PROVIDED RECORDS start

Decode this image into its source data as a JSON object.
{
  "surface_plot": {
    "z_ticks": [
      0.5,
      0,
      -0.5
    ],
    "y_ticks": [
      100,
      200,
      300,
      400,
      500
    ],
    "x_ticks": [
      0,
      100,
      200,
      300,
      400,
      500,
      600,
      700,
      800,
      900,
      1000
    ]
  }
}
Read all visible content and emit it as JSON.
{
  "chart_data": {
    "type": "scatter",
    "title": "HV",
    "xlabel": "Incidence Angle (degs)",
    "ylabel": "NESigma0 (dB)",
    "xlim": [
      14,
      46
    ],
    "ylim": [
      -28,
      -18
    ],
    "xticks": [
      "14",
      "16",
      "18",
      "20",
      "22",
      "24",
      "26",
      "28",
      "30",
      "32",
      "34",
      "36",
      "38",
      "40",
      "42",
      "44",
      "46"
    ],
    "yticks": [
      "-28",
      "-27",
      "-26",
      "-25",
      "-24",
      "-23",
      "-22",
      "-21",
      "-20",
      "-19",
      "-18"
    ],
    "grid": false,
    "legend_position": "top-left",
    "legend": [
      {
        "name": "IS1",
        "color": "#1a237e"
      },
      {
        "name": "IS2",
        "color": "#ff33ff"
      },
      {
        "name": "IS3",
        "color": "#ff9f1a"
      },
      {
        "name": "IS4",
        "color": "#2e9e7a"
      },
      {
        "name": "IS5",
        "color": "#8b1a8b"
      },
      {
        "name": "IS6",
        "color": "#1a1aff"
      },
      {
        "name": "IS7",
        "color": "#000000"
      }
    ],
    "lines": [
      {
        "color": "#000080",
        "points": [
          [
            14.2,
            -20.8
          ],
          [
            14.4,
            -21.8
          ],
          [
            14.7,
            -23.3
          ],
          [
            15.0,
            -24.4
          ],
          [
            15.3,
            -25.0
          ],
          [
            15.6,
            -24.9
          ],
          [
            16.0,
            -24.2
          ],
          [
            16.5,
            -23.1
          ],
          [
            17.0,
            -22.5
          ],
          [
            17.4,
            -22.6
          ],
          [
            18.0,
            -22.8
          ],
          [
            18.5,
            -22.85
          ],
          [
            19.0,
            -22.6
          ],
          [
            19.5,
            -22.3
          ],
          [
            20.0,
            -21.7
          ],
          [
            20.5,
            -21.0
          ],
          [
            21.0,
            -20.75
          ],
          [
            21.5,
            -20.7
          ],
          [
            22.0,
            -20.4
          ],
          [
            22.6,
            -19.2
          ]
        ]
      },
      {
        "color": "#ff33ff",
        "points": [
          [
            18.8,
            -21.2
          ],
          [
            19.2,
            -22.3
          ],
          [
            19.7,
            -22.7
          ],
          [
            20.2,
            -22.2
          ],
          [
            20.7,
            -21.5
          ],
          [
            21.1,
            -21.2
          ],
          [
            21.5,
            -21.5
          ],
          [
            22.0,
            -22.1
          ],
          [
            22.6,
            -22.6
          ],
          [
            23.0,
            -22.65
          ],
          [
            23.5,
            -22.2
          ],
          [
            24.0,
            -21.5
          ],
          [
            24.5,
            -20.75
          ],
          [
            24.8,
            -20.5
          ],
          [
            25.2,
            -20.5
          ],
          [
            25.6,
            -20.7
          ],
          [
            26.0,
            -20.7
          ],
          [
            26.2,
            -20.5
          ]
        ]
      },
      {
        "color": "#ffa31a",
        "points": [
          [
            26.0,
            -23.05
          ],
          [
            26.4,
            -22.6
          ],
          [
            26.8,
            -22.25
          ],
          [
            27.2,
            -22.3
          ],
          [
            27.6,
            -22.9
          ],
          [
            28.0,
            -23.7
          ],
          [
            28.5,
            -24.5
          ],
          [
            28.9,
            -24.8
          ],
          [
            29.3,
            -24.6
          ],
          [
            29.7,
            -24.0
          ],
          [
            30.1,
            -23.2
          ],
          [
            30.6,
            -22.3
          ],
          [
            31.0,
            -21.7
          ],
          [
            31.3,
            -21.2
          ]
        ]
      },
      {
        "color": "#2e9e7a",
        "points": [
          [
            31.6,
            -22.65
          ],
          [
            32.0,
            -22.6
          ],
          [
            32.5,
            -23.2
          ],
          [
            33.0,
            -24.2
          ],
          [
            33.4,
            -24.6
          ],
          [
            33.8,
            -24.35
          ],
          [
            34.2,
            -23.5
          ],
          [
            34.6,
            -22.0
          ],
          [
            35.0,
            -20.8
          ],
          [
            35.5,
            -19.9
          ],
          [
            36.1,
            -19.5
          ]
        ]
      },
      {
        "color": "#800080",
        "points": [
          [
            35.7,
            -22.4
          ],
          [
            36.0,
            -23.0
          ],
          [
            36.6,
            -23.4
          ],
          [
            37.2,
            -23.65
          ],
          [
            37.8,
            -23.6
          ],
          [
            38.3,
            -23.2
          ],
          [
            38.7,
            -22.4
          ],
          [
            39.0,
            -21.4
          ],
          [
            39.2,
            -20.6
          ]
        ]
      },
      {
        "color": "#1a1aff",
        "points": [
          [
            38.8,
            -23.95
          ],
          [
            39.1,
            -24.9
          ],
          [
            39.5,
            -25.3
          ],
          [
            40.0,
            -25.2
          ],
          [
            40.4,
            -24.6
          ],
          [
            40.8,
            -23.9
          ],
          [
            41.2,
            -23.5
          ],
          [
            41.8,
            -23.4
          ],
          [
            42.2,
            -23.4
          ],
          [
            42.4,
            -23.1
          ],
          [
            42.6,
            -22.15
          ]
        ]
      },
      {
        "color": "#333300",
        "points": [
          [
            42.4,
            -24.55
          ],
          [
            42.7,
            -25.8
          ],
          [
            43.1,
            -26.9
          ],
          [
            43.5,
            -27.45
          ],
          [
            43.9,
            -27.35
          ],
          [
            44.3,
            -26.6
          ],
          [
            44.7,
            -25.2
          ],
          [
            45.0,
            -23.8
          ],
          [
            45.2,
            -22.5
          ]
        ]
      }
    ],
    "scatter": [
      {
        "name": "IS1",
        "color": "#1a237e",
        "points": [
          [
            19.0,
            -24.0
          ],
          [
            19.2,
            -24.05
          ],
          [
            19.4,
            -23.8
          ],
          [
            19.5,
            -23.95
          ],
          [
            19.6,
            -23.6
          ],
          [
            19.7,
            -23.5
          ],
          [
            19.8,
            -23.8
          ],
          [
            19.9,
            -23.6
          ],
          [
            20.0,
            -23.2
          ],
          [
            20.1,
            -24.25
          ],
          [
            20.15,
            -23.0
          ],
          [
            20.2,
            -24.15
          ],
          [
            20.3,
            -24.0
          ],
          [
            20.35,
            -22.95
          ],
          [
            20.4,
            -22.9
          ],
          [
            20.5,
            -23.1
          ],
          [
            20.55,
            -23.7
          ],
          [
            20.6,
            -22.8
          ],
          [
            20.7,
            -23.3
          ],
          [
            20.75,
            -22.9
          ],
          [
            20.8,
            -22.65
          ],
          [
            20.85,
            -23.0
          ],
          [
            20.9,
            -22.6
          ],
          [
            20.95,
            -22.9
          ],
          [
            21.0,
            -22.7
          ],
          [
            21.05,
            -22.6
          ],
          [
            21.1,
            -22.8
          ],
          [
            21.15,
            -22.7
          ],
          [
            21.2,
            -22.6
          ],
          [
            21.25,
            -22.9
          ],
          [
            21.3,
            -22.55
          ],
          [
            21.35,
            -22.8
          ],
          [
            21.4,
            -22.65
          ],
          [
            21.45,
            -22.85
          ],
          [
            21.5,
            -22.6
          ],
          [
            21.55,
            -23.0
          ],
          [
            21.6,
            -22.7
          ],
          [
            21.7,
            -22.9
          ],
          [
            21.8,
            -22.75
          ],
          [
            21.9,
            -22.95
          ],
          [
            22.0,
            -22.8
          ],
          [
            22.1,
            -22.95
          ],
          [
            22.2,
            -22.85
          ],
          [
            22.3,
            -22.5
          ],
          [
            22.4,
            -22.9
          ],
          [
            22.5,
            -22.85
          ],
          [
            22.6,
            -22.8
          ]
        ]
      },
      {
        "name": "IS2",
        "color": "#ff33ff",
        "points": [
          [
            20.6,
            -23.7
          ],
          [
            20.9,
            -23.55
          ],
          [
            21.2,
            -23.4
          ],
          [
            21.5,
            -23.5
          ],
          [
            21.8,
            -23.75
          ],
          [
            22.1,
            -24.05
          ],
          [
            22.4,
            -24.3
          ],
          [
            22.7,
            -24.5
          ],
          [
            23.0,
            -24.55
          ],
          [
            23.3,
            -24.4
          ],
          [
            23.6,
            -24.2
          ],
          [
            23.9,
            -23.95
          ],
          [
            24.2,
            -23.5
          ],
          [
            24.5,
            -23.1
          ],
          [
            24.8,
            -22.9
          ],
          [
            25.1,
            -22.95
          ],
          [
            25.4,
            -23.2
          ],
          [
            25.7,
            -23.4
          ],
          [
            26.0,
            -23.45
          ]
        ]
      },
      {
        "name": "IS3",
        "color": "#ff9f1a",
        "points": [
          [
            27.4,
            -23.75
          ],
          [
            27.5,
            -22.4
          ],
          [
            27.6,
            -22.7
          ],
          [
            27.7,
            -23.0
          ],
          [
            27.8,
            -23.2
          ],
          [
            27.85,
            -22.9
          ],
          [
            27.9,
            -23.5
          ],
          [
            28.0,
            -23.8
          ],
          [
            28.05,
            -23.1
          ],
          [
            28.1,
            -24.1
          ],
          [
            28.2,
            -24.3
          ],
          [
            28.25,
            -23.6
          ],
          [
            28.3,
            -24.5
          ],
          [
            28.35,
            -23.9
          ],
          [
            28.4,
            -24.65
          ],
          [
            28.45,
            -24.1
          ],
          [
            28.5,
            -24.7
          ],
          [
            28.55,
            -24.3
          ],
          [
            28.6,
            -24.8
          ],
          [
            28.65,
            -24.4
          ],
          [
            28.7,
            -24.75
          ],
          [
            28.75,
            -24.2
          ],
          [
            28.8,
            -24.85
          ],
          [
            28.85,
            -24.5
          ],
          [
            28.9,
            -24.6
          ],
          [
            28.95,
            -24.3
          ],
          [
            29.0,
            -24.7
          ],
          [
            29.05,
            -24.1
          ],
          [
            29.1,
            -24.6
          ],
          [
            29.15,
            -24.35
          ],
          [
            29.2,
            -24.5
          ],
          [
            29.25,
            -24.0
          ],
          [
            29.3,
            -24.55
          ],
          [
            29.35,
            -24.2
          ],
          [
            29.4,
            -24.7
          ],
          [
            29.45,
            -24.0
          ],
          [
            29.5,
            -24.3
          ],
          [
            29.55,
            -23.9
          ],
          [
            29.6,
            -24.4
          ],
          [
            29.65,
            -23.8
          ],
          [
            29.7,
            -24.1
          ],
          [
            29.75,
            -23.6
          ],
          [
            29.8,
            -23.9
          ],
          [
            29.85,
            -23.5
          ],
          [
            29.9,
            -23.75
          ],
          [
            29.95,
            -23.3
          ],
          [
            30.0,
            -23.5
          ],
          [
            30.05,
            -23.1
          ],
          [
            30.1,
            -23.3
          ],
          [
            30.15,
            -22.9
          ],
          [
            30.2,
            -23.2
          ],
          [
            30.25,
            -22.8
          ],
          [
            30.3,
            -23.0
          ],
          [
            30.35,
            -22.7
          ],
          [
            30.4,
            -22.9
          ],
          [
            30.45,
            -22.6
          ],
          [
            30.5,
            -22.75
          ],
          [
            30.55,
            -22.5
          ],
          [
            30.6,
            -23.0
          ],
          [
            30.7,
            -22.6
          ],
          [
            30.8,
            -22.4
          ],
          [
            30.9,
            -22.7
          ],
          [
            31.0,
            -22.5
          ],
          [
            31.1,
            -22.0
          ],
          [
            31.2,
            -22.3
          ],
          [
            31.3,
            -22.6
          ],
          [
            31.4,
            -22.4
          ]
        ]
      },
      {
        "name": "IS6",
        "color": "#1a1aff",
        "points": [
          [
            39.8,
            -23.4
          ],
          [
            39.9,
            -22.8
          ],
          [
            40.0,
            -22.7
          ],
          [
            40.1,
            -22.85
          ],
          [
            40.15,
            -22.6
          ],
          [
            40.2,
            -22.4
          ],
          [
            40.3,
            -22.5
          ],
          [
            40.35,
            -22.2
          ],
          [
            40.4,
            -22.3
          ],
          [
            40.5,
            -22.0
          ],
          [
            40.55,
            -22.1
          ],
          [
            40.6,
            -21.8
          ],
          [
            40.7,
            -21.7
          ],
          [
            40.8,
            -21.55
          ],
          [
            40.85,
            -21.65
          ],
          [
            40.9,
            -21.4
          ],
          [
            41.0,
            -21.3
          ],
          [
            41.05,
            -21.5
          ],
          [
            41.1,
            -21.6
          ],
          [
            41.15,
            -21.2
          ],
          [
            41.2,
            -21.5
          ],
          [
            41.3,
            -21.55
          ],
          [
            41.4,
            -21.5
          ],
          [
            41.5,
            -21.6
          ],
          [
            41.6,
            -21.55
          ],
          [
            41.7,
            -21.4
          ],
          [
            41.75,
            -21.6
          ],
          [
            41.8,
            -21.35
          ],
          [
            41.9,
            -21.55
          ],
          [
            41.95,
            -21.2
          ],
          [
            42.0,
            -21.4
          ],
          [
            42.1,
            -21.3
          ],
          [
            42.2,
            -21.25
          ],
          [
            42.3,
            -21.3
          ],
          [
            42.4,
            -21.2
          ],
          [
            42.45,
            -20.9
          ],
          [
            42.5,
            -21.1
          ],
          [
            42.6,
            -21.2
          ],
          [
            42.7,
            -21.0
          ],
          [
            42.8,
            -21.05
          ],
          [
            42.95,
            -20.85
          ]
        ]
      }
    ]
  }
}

PROVIDED RECORDS end

WORK TO BE COMPLETED: All lines above containing the string "JSON" are to be collected.

TASK OUTPUT:
Decode this image into its source data as a JSON object.
Read all visible content and emit it as JSON.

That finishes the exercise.